== OBJECTIVE ==
Can you output every line of the records below as a Markdown table with the columns Row and Line, numbering each row and leaving out blank lines?
* BEGIN *
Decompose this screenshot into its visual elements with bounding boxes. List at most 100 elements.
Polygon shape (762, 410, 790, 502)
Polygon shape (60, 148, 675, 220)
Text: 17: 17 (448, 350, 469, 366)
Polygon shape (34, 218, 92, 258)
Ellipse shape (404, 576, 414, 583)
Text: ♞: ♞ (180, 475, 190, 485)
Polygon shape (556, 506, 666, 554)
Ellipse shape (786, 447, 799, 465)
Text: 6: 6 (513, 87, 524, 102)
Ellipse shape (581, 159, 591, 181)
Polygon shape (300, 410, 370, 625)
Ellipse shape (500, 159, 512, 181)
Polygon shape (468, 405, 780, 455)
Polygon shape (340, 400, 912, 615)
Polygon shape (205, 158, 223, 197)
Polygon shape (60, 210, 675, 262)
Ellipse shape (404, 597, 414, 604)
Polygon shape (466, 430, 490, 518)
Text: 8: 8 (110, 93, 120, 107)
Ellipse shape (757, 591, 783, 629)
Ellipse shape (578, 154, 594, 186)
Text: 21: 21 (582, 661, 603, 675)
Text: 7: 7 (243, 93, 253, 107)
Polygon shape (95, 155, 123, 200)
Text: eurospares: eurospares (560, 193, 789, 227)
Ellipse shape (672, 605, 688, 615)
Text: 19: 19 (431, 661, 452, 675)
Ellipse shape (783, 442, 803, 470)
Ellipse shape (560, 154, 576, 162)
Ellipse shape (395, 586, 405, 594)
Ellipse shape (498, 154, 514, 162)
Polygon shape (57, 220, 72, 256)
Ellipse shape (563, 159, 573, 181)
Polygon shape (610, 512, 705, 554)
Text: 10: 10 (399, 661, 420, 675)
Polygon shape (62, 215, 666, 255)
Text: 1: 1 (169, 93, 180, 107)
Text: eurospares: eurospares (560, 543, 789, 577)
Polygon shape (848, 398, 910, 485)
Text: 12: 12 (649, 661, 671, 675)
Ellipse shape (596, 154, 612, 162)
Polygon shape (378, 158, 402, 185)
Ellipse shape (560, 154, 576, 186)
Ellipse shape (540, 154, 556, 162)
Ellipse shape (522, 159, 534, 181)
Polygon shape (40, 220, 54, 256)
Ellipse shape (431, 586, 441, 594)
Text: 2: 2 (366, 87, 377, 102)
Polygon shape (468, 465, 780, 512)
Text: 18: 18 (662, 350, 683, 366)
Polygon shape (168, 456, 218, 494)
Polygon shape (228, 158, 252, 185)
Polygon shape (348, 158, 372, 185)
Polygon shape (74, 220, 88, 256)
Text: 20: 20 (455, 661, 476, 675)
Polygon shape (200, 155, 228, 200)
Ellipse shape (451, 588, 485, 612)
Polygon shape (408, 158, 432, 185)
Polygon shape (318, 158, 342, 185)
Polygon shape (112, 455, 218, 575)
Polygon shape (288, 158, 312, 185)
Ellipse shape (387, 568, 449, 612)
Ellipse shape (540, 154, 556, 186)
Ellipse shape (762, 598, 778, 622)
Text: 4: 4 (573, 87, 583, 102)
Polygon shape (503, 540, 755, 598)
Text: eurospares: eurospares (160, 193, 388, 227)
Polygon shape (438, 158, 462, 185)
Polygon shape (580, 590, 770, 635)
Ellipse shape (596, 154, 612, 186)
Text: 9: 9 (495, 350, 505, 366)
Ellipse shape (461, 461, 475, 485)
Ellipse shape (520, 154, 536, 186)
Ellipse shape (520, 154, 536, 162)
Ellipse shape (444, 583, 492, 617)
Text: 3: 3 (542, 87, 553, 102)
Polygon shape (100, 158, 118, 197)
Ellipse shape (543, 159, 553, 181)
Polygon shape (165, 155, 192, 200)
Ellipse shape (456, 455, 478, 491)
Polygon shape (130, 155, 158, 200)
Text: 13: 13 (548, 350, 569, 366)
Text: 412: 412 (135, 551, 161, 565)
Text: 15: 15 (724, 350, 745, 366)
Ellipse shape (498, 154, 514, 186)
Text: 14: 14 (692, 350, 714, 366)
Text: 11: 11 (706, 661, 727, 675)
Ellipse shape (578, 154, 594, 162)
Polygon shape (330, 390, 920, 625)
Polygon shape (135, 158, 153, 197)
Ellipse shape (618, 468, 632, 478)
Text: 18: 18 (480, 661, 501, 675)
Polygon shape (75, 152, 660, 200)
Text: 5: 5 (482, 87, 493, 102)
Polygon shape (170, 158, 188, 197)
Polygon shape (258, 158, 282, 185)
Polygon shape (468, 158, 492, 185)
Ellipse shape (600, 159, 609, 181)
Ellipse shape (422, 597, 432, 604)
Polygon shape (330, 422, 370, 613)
* END *
== RESPONSE TO THE EXERCISE ==
| Row | Line |
|---|---|
| 1 | Decompose this screenshot into its visual elements with bounding boxes. List at most 100 elements. |
| 2 | Polygon shape (762, 410, 790, 502) |
| 3 | Polygon shape (60, 148, 675, 220) |
| 4 | Text: 17: 17 (448, 350, 469, 366) |
| 5 | Polygon shape (34, 218, 92, 258) |
| 6 | Ellipse shape (404, 576, 414, 583) |
| 7 | Text: ♞: ♞ (180, 475, 190, 485) |
| 8 | Polygon shape (556, 506, 666, 554) |
| 9 | Ellipse shape (786, 447, 799, 465) |
| 10 | Text: 6: 6 (513, 87, 524, 102) |
| 11 | Ellipse shape (581, 159, 591, 181) |
| 12 | Polygon shape (300, 410, 370, 625) |
| 13 | Ellipse shape (500, 159, 512, 181) |
| 14 | Polygon shape (468, 405, 780, 455) |
| 15 | Polygon shape (340, 400, 912, 615) |
| 16 | Polygon shape (205, 158, 223, 197) |
| 17 | Polygon shape (60, 210, 675, 262) |
| 18 | Ellipse shape (404, 597, 414, 604) |
| 19 | Polygon shape (466, 430, 490, 518) |
| 20 | Text: 8: 8 (110, 93, 120, 107) |
| 21 | Ellipse shape (757, 591, 783, 629) |
| 22 | Ellipse shape (578, 154, 594, 186) |
| 23 | Text: 21: 21 (582, 661, 603, 675) |
| 24 | Text: 7: 7 (243, 93, 253, 107) |
| 25 | Polygon shape (95, 155, 123, 200) |
| 26 | Text: eurospares: eurospares (560, 193, 789, 227) |
| 27 | Ellipse shape (672, 605, 688, 615) |
| 28 | Text: 19: 19 (431, 661, 452, 675) |
| 29 | Ellipse shape (783, 442, 803, 470) |
| 30 | Ellipse shape (560, 154, 576, 162) |
| 31 | Ellipse shape (395, 586, 405, 594) |
| 32 | Ellipse shape (498, 154, 514, 162) |
| 33 | Polygon shape (57, 220, 72, 256) |
| 34 | Ellipse shape (563, 159, 573, 181) |
| 35 | Polygon shape (610, 512, 705, 554) |
| 36 | Text: 10: 10 (399, 661, 420, 675) |
| 37 | Polygon shape (62, 215, 666, 255) |
| 38 | Text: 1: 1 (169, 93, 180, 107) |
| 39 | Text: eurospares: eurospares (560, 543, 789, 577) |
| 40 | Polygon shape (848, 398, 910, 485) |
| 41 | Text: 12: 12 (649, 661, 671, 675) |
| 42 | Ellipse shape (596, 154, 612, 162) |
| 43 | Polygon shape (378, 158, 402, 185) |
| 44 | Ellipse shape (560, 154, 576, 186) |
| 45 | Ellipse shape (540, 154, 556, 162) |
| 46 | Ellipse shape (522, 159, 534, 181) |
| 47 | Polygon shape (40, 220, 54, 256) |
| 48 | Ellipse shape (431, 586, 441, 594) |
| 49 | Text: 2: 2 (366, 87, 377, 102) |
| 50 | Polygon shape (468, 465, 780, 512) |
| 51 | Text: 18: 18 (662, 350, 683, 366) |
| 52 | Polygon shape (168, 456, 218, 494) |
| 53 | Polygon shape (228, 158, 252, 185) |
| 54 | Polygon shape (348, 158, 372, 185) |
| 55 | Polygon shape (74, 220, 88, 256) |
| 56 | Text: 20: 20 (455, 661, 476, 675) |
| 57 | Polygon shape (200, 155, 228, 200) |
| 58 | Ellipse shape (451, 588, 485, 612) |
| 59 | Polygon shape (408, 158, 432, 185) |
| 60 | Polygon shape (318, 158, 342, 185) |
| 61 | Polygon shape (112, 455, 218, 575) |
| 62 | Polygon shape (288, 158, 312, 185) |
| 63 | Ellipse shape (387, 568, 449, 612) |
| 64 | Ellipse shape (540, 154, 556, 186) |
| 65 | Ellipse shape (762, 598, 778, 622) |
| 66 | Text: 4: 4 (573, 87, 583, 102) |
| 67 | Polygon shape (503, 540, 755, 598) |
| 68 | Text: eurospares: eurospares (160, 193, 388, 227) |
| 69 | Polygon shape (438, 158, 462, 185) |
| 70 | Polygon shape (580, 590, 770, 635) |
| 71 | Ellipse shape (596, 154, 612, 186) |
| 72 | Text: 9: 9 (495, 350, 505, 366) |
| 73 | Ellipse shape (461, 461, 475, 485) |
| 74 | Ellipse shape (520, 154, 536, 186) |
| 75 | Ellipse shape (520, 154, 536, 162) |
| 76 | Ellipse shape (444, 583, 492, 617) |
| 77 | Text: 3: 3 (542, 87, 553, 102) |
| 78 | Polygon shape (100, 158, 118, 197) |
| 79 | Ellipse shape (543, 159, 553, 181) |
| 80 | Polygon shape (165, 155, 192, 200) |
| 81 | Ellipse shape (456, 455, 478, 491) |
| 82 | Polygon shape (130, 155, 158, 200) |
| 83 | Text: 13: 13 (548, 350, 569, 366) |
| 84 | Text: 412: 412 (135, 551, 161, 565) |
| 85 | Text: 15: 15 (724, 350, 745, 366) |
| 86 | Ellipse shape (498, 154, 514, 186) |
| 87 | Text: 14: 14 (692, 350, 714, 366) |
| 88 | Text: 11: 11 (706, 661, 727, 675) |
| 89 | Ellipse shape (578, 154, 594, 162) |
| 90 | Polygon shape (330, 390, 920, 625) |
| 91 | Polygon shape (135, 158, 153, 197) |
| 92 | Ellipse shape (618, 468, 632, 478) |
| 93 | Text: 18: 18 (480, 661, 501, 675) |
| 94 | Polygon shape (75, 152, 660, 200) |
| 95 | Text: 5: 5 (482, 87, 493, 102) |
| 96 | Polygon shape (170, 158, 188, 197) |
| 97 | Polygon shape (258, 158, 282, 185) |
| 98 | Polygon shape (468, 158, 492, 185) |
| 99 | Ellipse shape (600, 159, 609, 181) |
| 100 | Ellipse shape (422, 597, 432, 604) |
| 101 | Polygon shape (330, 422, 370, 613) |